**OBJECTIVE:** How many lines of these entries hold the string "CMSIS"? Answer with the number alone.

* * * *

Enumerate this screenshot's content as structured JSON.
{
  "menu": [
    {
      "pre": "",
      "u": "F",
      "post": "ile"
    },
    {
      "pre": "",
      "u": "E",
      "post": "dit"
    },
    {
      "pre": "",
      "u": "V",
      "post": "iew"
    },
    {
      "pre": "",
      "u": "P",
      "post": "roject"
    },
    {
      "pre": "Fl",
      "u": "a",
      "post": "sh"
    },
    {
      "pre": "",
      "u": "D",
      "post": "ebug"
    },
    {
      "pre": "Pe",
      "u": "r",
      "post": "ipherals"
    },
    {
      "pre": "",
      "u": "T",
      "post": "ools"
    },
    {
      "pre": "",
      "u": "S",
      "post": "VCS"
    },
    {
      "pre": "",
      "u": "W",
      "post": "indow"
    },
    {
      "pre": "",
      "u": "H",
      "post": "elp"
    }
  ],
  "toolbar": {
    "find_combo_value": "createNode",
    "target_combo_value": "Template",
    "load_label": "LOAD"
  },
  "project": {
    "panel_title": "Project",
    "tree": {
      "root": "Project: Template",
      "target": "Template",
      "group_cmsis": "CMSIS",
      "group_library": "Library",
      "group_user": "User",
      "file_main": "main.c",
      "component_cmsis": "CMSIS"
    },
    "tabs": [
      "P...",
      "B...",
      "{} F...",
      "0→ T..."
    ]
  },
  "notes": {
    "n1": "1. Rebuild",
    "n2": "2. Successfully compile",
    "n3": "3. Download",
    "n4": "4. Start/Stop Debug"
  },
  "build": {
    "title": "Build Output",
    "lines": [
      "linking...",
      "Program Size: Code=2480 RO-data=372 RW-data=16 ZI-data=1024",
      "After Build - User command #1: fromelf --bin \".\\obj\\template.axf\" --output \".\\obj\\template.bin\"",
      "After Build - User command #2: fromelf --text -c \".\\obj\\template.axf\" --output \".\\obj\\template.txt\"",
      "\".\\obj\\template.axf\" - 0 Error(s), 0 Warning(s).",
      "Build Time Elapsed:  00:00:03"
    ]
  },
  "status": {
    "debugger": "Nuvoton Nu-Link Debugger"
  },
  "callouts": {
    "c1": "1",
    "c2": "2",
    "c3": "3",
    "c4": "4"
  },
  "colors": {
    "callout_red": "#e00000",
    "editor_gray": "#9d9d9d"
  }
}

* * * *

**COMPLETED EXERCISE:** 2